* [Work to do] Transcribe the listing exactly, leaving out every picture.

* [Raw records]
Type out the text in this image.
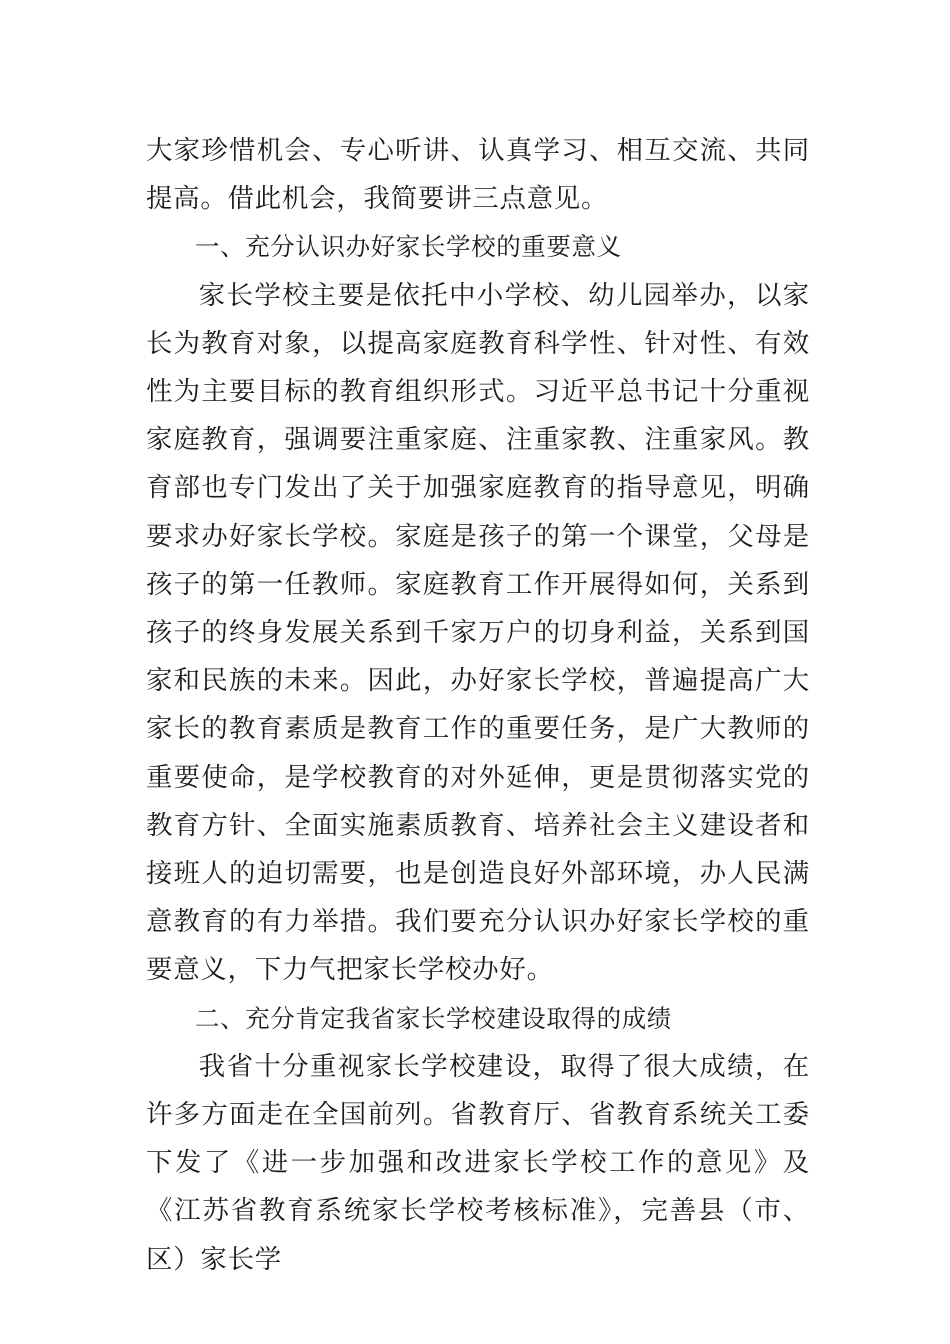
大家珍惜机会、专心听讲、认真学习、相互交流、共同提高。借此机会，我简要讲三点意见。

一、充分认识办好家长学校的重要意义

家长学校主要是依托中小学校、幼儿园举办，以家长为教育对象，以提高家庭教育科学性、针对性、有效性为主要目标的教育组织形式。习近平总书记十分重视家庭教育，强调要注重家庭、注重家教、注重家风。教育部也专门发出了关于加强家庭教育的指导意见，明确要求办好家长学校。家庭是孩子的第一个课堂，父母是孩子的第一任教师。家庭教育工作开展得如何，关系到孩子的终身发展关系到千家万户的切身利益，关系到国家和民族的未来。因此，办好家长学校，普遍提高广大家长的教育素质是教育工作的重要任务，是广大教师的重要使命，是学校教育的对外延伸，更是贯彻落实党的教育方针、全面实施素质教育、培养社会主义建设者和接班人的迫切需要，也是创造良好外部环境，办人民满意教育的有力举措。我们要充分认识办好家长学校的重要意义，下力气把家长学校办好。

二、充分肯定我省家长学校建设取得的成绩

我省十分重视家长学校建设，取得了很大成绩，在许多方面走在全国前列。省教育厅、省教育系统关工委下发了《进一步加强和改进家长学校工作的意见》及《江苏省教育系统家长学校考核标准》，完善县（市、区）家长学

* [Response to the exercise]
Type out the text in this image.
大家珍惜机会、专心听讲、认真学习、相互交流、共同提高。借此机会，我简要讲三点意见。

一、充分认识办好家长学校的重要意义

家长学校主要是依托中小学校、幼儿园举办，以家长为教育对象，以提高家庭教育科学性、针对性、有效性为主要目标的教育组织形式。习近平总书记十分重视家庭教育，强调要注重家庭、注重家教、注重家风。教育部也专门发出了关于加强家庭教育的指导意见，明确要求办好家长学校。家庭是孩子的第一个课堂，父母是孩子的第一任教师。家庭教育工作开展得如何，关系到孩子的终身发展关系到千家万户的切身利益，关系到国家和民族的未来。因此，办好家长学校，普遍提高广大家长的教育素质是教育工作的重要任务，是广大教师的重要使命，是学校教育的对外延伸，更是贯彻落实党的教育方针、全面实施素质教育、培养社会主义建设者和接班人的迫切需要，也是创造良好外部环境，办人民满意教育的有力举措。我们要充分认识办好家长学校的重要意义，下力气把家长学校办好。

二、充分肯定我省家长学校建设取得的成绩

我省十分重视家长学校建设，取得了很大成绩，在许多方面走在全国前列。省教育厅、省教育系统关工委下发了《进一步加强和改进家长学校工作的意见》及《江苏省教育系统家长学校考核标准》，完善县（市、区）家长学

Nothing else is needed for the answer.